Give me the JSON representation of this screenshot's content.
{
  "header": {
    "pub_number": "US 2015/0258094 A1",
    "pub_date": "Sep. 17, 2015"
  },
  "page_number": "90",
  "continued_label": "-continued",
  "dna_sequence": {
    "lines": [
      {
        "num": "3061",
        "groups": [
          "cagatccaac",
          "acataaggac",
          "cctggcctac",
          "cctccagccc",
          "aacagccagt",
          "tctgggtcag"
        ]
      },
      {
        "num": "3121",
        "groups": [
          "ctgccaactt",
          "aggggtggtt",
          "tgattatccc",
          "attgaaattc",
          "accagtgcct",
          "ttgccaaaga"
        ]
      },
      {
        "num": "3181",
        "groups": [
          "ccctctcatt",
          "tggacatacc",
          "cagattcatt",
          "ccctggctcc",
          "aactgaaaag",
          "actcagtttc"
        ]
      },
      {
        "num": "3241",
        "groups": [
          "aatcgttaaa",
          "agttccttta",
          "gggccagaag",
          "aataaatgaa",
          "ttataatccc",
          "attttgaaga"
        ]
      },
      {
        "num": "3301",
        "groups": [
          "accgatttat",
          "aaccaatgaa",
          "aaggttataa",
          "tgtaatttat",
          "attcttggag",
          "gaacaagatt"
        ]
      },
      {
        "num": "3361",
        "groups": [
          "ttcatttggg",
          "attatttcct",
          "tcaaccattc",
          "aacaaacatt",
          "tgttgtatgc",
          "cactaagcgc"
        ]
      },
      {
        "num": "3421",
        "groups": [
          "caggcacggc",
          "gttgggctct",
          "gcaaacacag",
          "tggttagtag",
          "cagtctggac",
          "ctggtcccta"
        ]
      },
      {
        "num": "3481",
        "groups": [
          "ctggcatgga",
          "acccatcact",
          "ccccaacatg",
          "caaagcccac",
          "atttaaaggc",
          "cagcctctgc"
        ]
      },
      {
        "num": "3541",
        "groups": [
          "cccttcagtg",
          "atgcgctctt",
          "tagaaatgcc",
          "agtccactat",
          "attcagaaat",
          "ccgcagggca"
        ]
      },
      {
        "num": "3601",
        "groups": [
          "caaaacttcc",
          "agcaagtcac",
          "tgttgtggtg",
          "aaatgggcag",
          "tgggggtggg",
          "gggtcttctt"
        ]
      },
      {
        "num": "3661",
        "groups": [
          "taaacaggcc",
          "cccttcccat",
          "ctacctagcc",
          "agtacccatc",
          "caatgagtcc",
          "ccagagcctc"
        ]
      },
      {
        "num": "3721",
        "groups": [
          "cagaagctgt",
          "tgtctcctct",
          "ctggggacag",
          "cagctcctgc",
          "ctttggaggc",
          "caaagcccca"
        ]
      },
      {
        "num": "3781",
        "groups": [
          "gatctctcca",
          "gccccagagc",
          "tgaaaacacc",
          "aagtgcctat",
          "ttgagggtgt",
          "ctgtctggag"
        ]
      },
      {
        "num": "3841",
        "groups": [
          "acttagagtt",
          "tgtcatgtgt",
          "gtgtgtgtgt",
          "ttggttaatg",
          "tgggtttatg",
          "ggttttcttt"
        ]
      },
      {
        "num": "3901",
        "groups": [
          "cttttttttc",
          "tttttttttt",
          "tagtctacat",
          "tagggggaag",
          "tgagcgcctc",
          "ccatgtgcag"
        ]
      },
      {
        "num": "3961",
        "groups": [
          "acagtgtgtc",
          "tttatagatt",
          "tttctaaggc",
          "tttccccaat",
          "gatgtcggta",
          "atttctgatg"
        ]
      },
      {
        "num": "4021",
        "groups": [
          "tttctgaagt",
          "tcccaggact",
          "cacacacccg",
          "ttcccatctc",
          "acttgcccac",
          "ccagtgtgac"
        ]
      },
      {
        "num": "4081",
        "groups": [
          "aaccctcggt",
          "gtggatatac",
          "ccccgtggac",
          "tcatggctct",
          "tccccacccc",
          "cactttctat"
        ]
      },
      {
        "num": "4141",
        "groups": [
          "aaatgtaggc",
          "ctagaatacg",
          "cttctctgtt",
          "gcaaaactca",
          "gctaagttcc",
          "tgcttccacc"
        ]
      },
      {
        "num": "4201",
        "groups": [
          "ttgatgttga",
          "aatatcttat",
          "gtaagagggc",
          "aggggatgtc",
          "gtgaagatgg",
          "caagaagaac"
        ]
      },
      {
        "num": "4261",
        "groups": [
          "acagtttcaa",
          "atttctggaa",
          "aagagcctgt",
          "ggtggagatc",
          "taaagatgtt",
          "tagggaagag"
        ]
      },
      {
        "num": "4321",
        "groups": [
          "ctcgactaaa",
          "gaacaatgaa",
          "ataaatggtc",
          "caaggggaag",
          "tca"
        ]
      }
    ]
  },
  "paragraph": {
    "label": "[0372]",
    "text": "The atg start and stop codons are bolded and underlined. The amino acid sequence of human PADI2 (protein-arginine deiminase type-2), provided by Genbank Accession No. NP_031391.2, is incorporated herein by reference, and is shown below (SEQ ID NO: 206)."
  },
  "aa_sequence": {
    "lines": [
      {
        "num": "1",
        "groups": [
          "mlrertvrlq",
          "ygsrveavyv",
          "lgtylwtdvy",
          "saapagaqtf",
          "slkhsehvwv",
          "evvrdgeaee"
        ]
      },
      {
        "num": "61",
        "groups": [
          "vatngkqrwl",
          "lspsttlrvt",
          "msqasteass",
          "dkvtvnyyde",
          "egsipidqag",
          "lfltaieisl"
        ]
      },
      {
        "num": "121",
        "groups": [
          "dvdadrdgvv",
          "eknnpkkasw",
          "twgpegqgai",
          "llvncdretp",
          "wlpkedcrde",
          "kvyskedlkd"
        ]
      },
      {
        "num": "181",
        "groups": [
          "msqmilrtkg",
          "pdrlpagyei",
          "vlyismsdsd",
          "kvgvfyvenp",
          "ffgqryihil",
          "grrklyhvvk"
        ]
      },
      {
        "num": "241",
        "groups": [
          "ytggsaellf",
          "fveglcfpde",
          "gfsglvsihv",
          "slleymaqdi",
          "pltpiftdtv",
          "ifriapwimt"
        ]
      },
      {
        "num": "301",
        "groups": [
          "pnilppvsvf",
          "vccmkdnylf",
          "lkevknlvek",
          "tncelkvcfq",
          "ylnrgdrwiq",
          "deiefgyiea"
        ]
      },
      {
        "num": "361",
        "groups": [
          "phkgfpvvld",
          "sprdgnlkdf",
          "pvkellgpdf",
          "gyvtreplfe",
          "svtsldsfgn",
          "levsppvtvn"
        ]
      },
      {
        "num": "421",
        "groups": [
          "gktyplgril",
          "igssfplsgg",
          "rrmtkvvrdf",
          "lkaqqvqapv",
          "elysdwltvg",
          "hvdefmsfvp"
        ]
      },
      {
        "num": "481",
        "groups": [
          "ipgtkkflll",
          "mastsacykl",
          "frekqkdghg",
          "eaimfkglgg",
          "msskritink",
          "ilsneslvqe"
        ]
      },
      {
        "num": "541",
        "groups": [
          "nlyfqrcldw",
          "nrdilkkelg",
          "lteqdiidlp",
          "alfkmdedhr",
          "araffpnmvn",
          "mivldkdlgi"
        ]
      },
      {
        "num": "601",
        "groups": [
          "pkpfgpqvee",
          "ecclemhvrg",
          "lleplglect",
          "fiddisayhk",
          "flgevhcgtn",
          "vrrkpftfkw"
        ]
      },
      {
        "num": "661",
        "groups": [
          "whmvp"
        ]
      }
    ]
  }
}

-=-=-

__Task instructions__
Would you repeat all of the entries exactly?

__Response below__
Give me the JSON representation of this screenshot's content.
{
  "header": {
    "pub_number": "US 2015/0258094 A1",
    "pub_date": "Sep. 17, 2015"
  },
  "page_number": "90",
  "continued_label": "-continued",
  "dna_sequence": {
    "lines": [
      {
        "num": "3061",
        "groups": [
          "cagatccaac",
          "acataaggac",
          "cctggcctac",
          "cctccagccc",
          "aacagccagt",
          "tctgggtcag"
        ]
      },
      {
        "num": "3121",
        "groups": [
          "ctgccaactt",
          "aggggtggtt",
          "tgattatccc",
          "attgaaattc",
          "accagtgcct",
          "ttgccaaaga"
        ]
      },
      {
        "num": "3181",
        "groups": [
          "ccctctcatt",
          "tggacatacc",
          "cagattcatt",
          "ccctggctcc",
          "aactgaaaag",
          "actcagtttc"
        ]
      },
      {
        "num": "3241",
        "groups": [
          "aatcgttaaa",
          "agttccttta",
          "gggccagaag",
          "aataaatgaa",
          "ttataatccc",
          "attttgaaga"
        ]
      },
      {
        "num": "3301",
        "groups": [
          "accgatttat",
          "aaccaatgaa",
          "aaggttataa",
          "tgtaatttat",
          "attcttggag",
          "gaacaagatt"
        ]
      },
      {
        "num": "3361",
        "groups": [
          "ttcatttggg",
          "attatttcct",
          "tcaaccattc",
          "aacaaacatt",
          "tgttgtatgc",
          "cactaagcgc"
        ]
      },
      {
        "num": "3421",
        "groups": [
          "caggcacggc",
          "gttgggctct",
          "gcaaacacag",
          "tggttagtag",
          "cagtctggac",
          "ctggtcccta"
        ]
      },
      {
        "num": "3481",
        "groups": [
          "ctggcatgga",
          "acccatcact",
          "ccccaacatg",
          "caaagcccac",
          "atttaaaggc",
          "cagcctctgc"
        ]
      },
      {
        "num": "3541",
        "groups": [
          "cccttcagtg",
          "atgcgctctt",
          "tagaaatgcc",
          "agtccactat",
          "attcagaaat",
          "ccgcagggca"
        ]
      },
      {
        "num": "3601",
        "groups": [
          "caaaacttcc",
          "agcaagtcac",
          "tgttgtggtg",
          "aaatgggcag",
          "tgggggtggg",
          "gggtcttctt"
        ]
      },
      {
        "num": "3661",
        "groups": [
          "taaacaggcc",
          "cccttcccat",
          "ctacctagcc",
          "agtacccatc",
          "caatgagtcc",
          "ccagagcctc"
        ]
      },
      {
        "num": "3721",
        "groups": [
          "cagaagctgt",
          "tgtctcctct",
          "ctggggacag",
          "cagctcctgc",
          "ctttggaggc",
          "caaagcccca"
        ]
      },
      {
        "num": "3781",
        "groups": [
          "gatctctcca",
          "gccccagagc",
          "tgaaaacacc",
          "aagtgcctat",
          "ttgagggtgt",
          "ctgtctggag"
        ]
      },
      {
        "num": "3841",
        "groups": [
          "acttagagtt",
          "tgtcatgtgt",
          "gtgtgtgtgt",
          "ttggttaatg",
          "tgggtttatg",
          "ggttttcttt"
        ]
      },
      {
        "num": "3901",
        "groups": [
          "cttttttttc",
          "tttttttttt",
          "tagtctacat",
          "tagggggaag",
          "tgagcgcctc",
          "ccatgtgcag"
        ]
      },
      {
        "num": "3961",
        "groups": [
          "acagtgtgtc",
          "tttatagatt",
          "tttctaaggc",
          "tttccccaat",
          "gatgtcggta",
          "atttctgatg"
        ]
      },
      {
        "num": "4021",
        "groups": [
          "tttctgaagt",
          "tcccaggact",
          "cacacacccg",
          "ttcccatctc",
          "acttgcccac",
          "ccagtgtgac"
        ]
      },
      {
        "num": "4081",
        "groups": [
          "aaccctcggt",
          "gtggatatac",
          "ccccgtggac",
          "tcatggctct",
          "tccccacccc",
          "cactttctat"
        ]
      },
      {
        "num": "4141",
        "groups": [
          "aaatgtaggc",
          "ctagaatacg",
          "cttctctgtt",
          "gcaaaactca",
          "gctaagttcc",
          "tgcttccacc"
        ]
      },
      {
        "num": "4201",
        "groups": [
          "ttgatgttga",
          "aatatcttat",
          "gtaagagggc",
          "aggggatgtc",
          "gtgaagatgg",
          "caagaagaac"
        ]
      },
      {
        "num": "4261",
        "groups": [
          "acagtttcaa",
          "atttctggaa",
          "aagagcctgt",
          "ggtggagatc",
          "taaagatgtt",
          "tagggaagag"
        ]
      },
      {
        "num": "4321",
        "groups": [
          "ctcgactaaa",
          "gaacaatgaa",
          "ataaatggtc",
          "caaggggaag",
          "tca"
        ]
      }
    ]
  },
  "paragraph": {
    "label": "[0372]",
    "text": "The atg start and stop codons are bolded and underlined. The amino acid sequence of human PADI2 (protein-arginine deiminase type-2), provided by Genbank Accession No. NP_031391.2, is incorporated herein by reference, and is shown below (SEQ ID NO: 206)."
  },
  "aa_sequence": {
    "lines": [
      {
        "num": "1",
        "groups": [
          "mlrertvrlq",
          "ygsrveavyv",
          "lgtylwtdvy",
          "saapagaqtf",
          "slkhsehvwv",
          "evvrdgeaee"
        ]
      },
      {
        "num": "61",
        "groups": [
          "vatngkqrwl",
          "lspsttlrvt",
          "msqasteass",
          "dkvtvnyyde",
          "egsipidqag",
          "lfltaieisl"
        ]
      },
      {
        "num": "121",
        "groups": [
          "dvdadrdgvv",
          "eknnpkkasw",
          "twgpegqgai",
          "llvncdretp",
          "wlpkedcrde",
          "kvyskedlkd"
        ]
      },
      {
        "num": "181",
        "groups": [
          "msqmilrtkg",
          "pdrlpagyei",
          "vlyismsdsd",
          "kvgvfyvenp",
          "ffgqryihil",
          "grrklyhvvk"
        ]
      },
      {
        "num": "241",
        "groups": [
          "ytggsaellf",
          "fveglcfpde",
          "gfsglvsihv",
          "slleymaqdi",
          "pltpiftdtv",
          "ifriapwimt"
        ]
      },
      {
        "num": "301",
        "groups": [
          "pnilppvsvf",
          "vccmkdnylf",
          "lkevknlvek",
          "tncelkvcfq",
          "ylnrgdrwiq",
          "deiefgyiea"
        ]
      },
      {
        "num": "361",
        "groups": [
          "phkgfpvvld",
          "sprdgnlkdf",
          "pvkellgpdf",
          "gyvtreplfe",
          "svtsldsfgn",
          "levsppvtvn"
        ]
      },
      {
        "num": "421",
        "groups": [
          "gktyplgril",
          "igssfplsgg",
          "rrmtkvvrdf",
          "lkaqqvqapv",
          "elysdwltvg",
          "hvdefmsfvp"
        ]
      },
      {
        "num": "481",
        "groups": [
          "ipgtkkflll",
          "mastsacykl",
          "frekqkdghg",
          "eaimfkglgg",
          "msskritink",
          "ilsneslvqe"
        ]
      },
      {
        "num": "541",
        "groups": [
          "nlyfqrcldw",
          "nrdilkkelg",
          "lteqdiidlp",
          "alfkmdedhr",
          "araffpnmvn",
          "mivldkdlgi"
        ]
      },
      {
        "num": "601",
        "groups": [
          "pkpfgpqvee",
          "ecclemhvrg",
          "lleplglect",
          "fiddisayhk",
          "flgevhcgtn",
          "vrrkpftfkw"
        ]
      },
      {
        "num": "661",
        "groups": [
          "whmvp"
        ]
      }
    ]
  }
}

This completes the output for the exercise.